● **WHAT NEEDS TO BE DONE**
All records must be quoted exactly. Omit the pictures.

● **PROVIDED RECORDS**
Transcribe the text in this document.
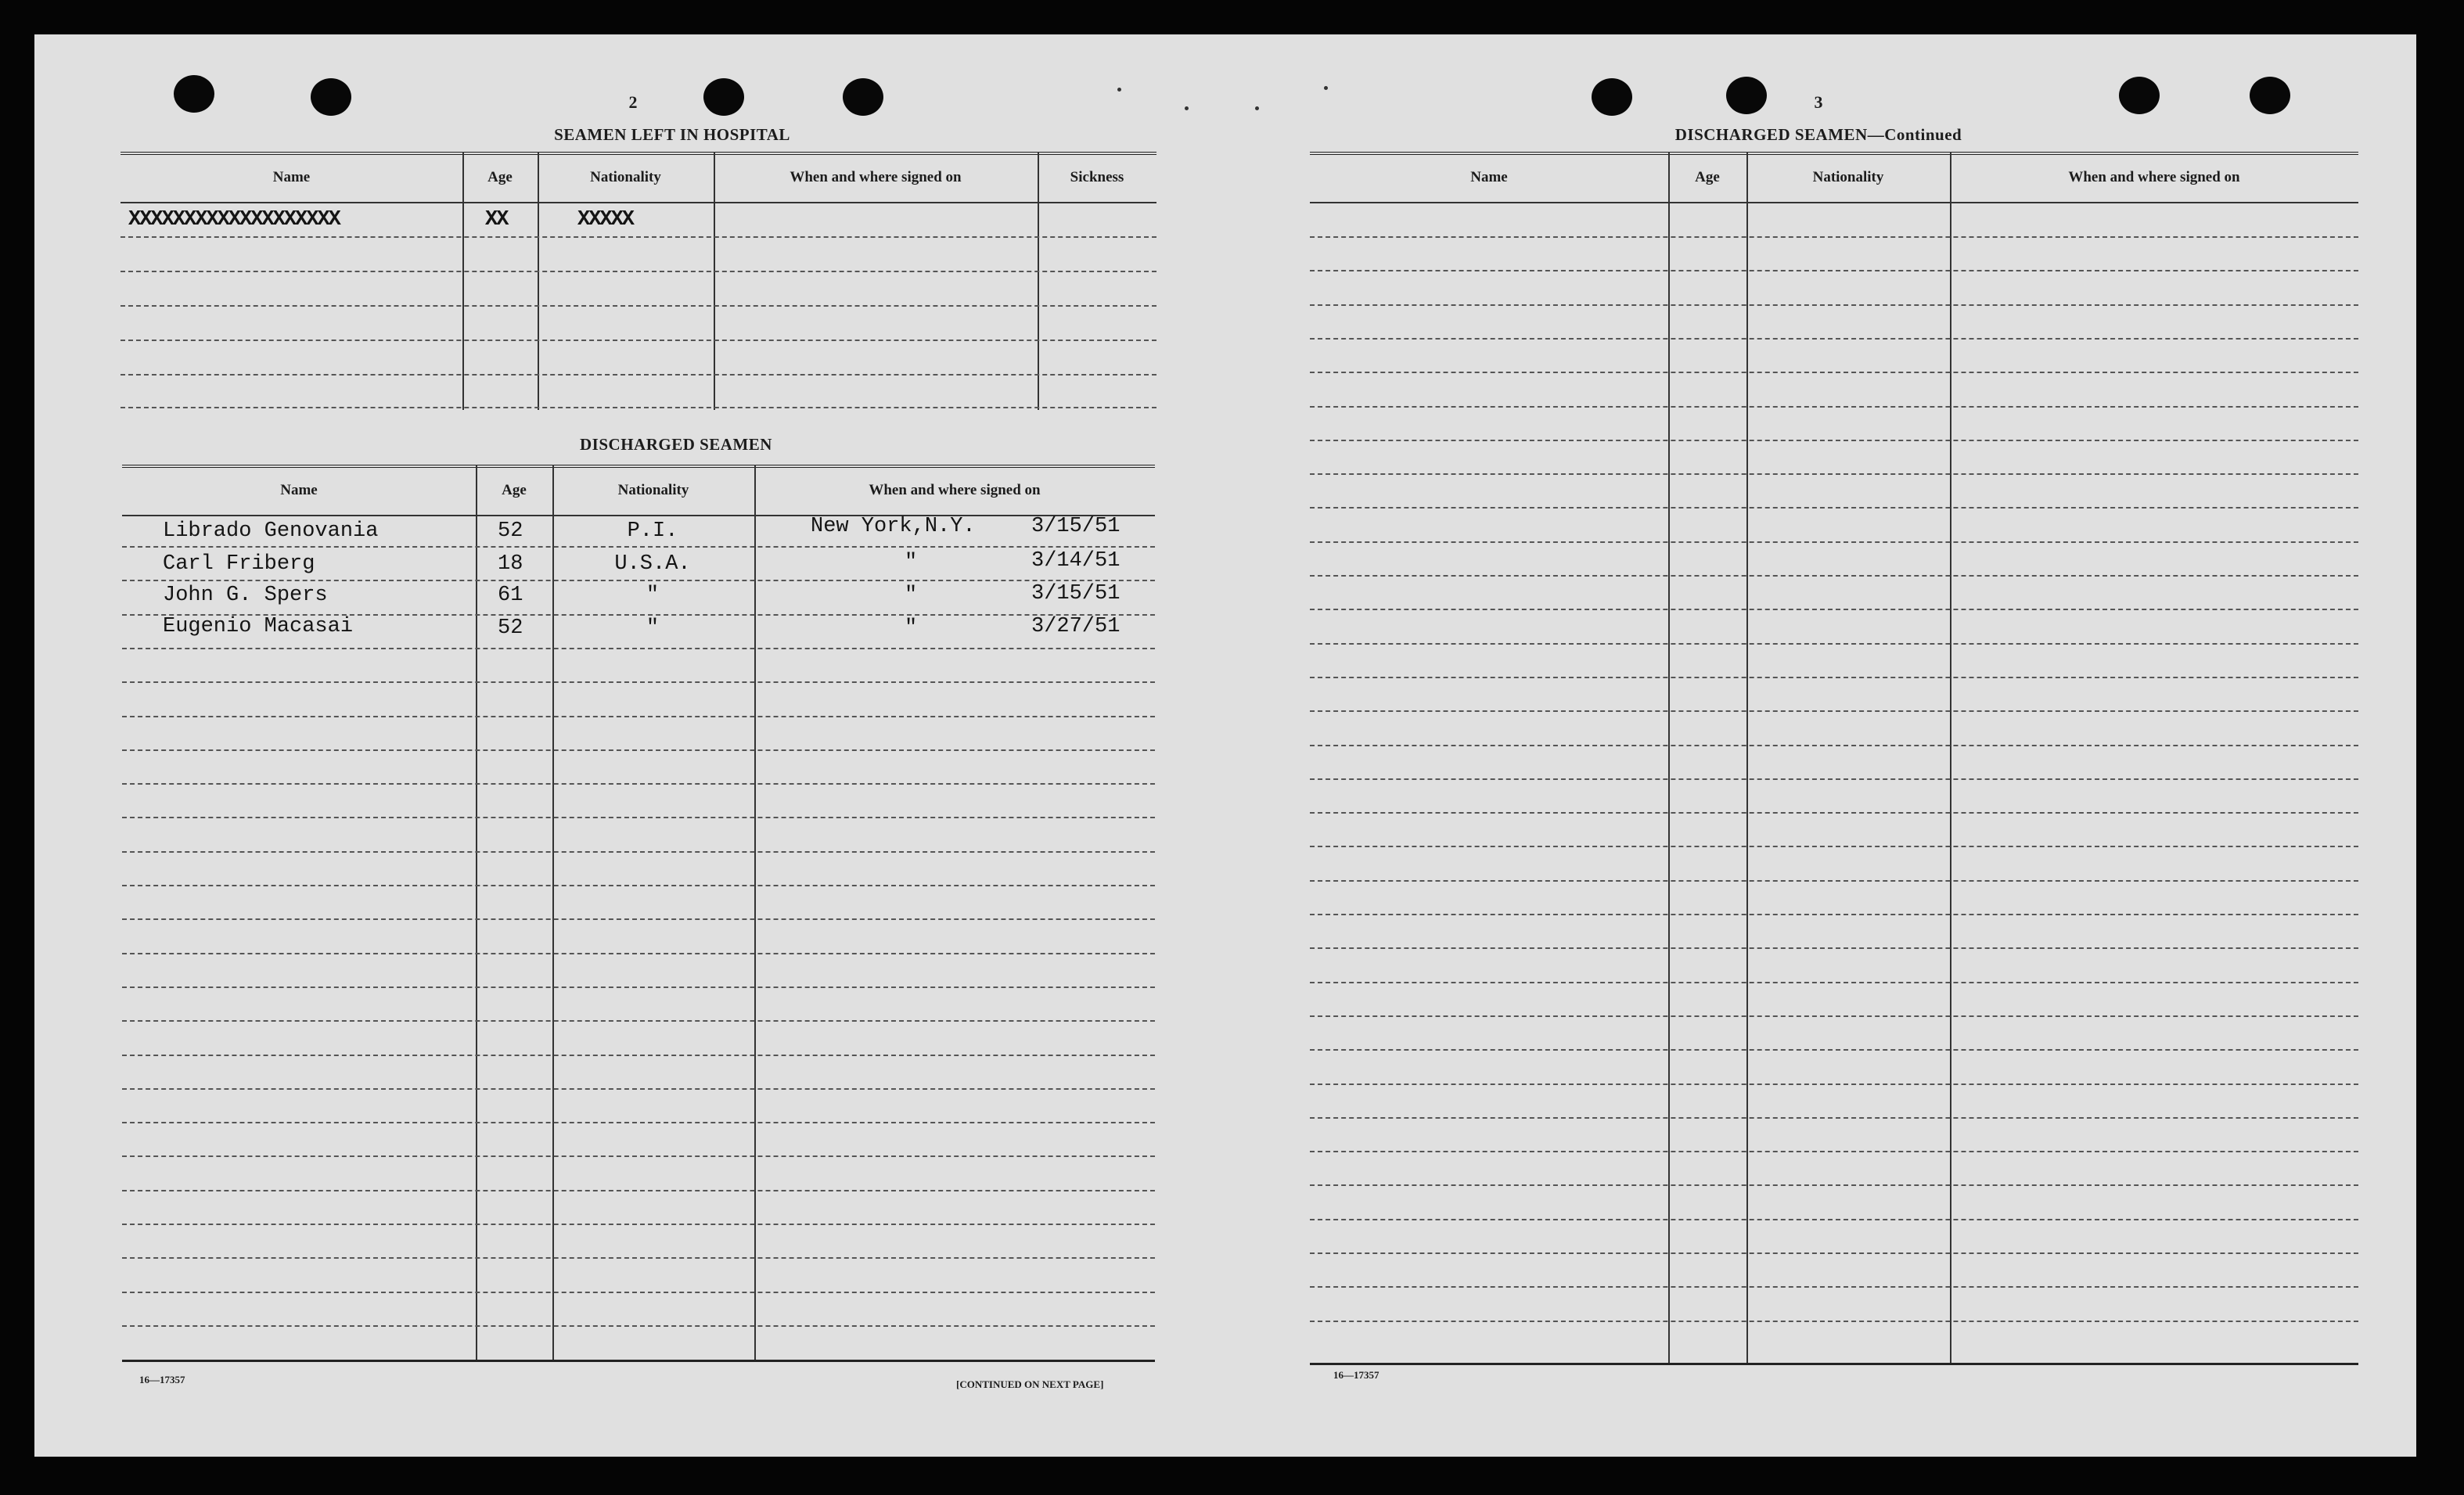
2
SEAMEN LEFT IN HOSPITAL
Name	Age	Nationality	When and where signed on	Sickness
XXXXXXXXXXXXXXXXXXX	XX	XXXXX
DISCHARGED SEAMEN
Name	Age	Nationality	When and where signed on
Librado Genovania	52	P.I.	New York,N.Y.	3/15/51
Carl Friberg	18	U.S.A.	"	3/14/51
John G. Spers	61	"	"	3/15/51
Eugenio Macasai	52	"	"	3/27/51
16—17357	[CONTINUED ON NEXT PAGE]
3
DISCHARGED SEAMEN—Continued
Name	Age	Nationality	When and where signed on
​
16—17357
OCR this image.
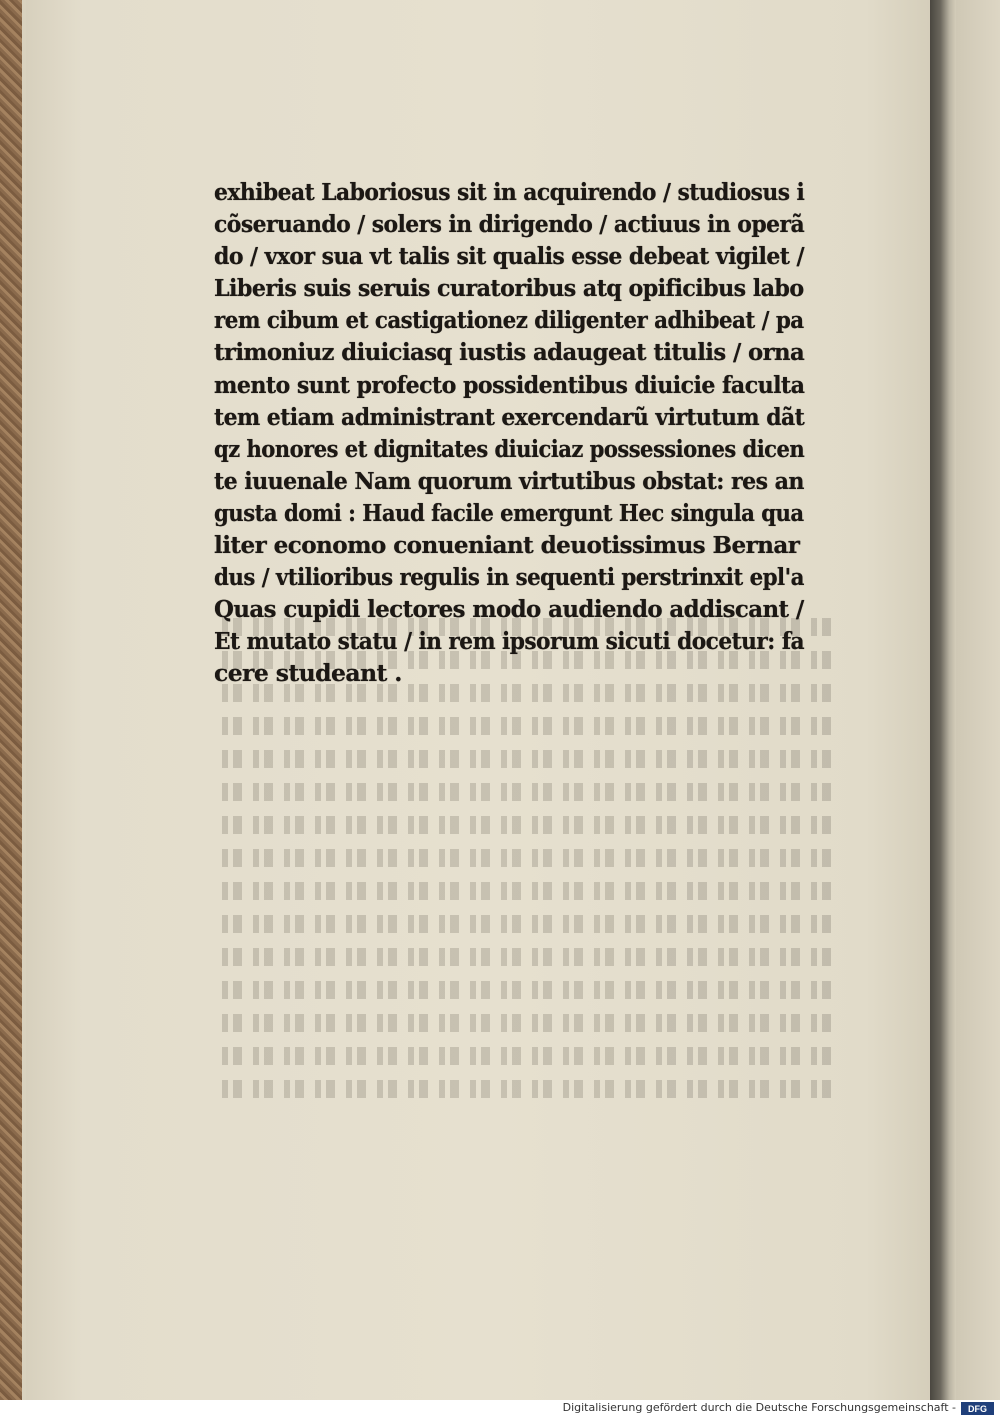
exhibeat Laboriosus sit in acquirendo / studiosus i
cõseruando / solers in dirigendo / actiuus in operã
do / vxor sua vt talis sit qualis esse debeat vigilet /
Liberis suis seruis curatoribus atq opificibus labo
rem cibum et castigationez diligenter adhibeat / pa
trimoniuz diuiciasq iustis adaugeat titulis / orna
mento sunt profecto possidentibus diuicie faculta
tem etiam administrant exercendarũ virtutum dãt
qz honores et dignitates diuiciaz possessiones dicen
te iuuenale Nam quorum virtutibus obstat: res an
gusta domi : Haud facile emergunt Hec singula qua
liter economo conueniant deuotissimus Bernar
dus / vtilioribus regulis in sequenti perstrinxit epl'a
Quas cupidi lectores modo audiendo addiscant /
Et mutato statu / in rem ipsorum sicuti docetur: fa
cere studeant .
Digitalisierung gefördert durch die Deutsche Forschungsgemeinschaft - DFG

● **FULL SOLUTION**
Transcribe the text in this document.
2
SEAMEN LEFT IN HOSPITAL
Name	Age	Nationality	When and where signed on	Sickness
XXXXXXXXXXXXXXXXXXX	XX	XXXXX
DISCHARGED SEAMEN
Name	Age	Nationality	When and where signed on
Librado Genovania	52	P.I.	New York,N.Y.	3/15/51
Carl Friberg	18	U.S.A.	"	3/14/51
John G. Spers	61	"	"	3/15/51
Eugenio Macasai	52	"	"	3/27/51
16—17357	[CONTINUED ON NEXT PAGE]
3
DISCHARGED SEAMEN—Continued
Name	Age	Nationality	When and where signed on
​
16—17357
OCR this image.
exhibeat Laboriosus sit in acquirendo / studiosus i
cõseruando / solers in dirigendo / actiuus in operã
do / vxor sua vt talis sit qualis esse debeat vigilet /
Liberis suis seruis curatoribus atq opificibus labo
rem cibum et castigationez diligenter adhibeat / pa
trimoniuz diuiciasq iustis adaugeat titulis / orna
mento sunt profecto possidentibus diuicie faculta
tem etiam administrant exercendarũ virtutum dãt
qz honores et dignitates diuiciaz possessiones dicen
te iuuenale Nam quorum virtutibus obstat: res an
gusta domi : Haud facile emergunt Hec singula qua
liter economo conueniant deuotissimus Bernar
dus / vtilioribus regulis in sequenti perstrinxit epl'a
Quas cupidi lectores modo audiendo addiscant /
Et mutato statu / in rem ipsorum sicuti docetur: fa
cere studeant .
Digitalisierung gefördert durch die Deutsche Forschungsgemeinschaft - DFG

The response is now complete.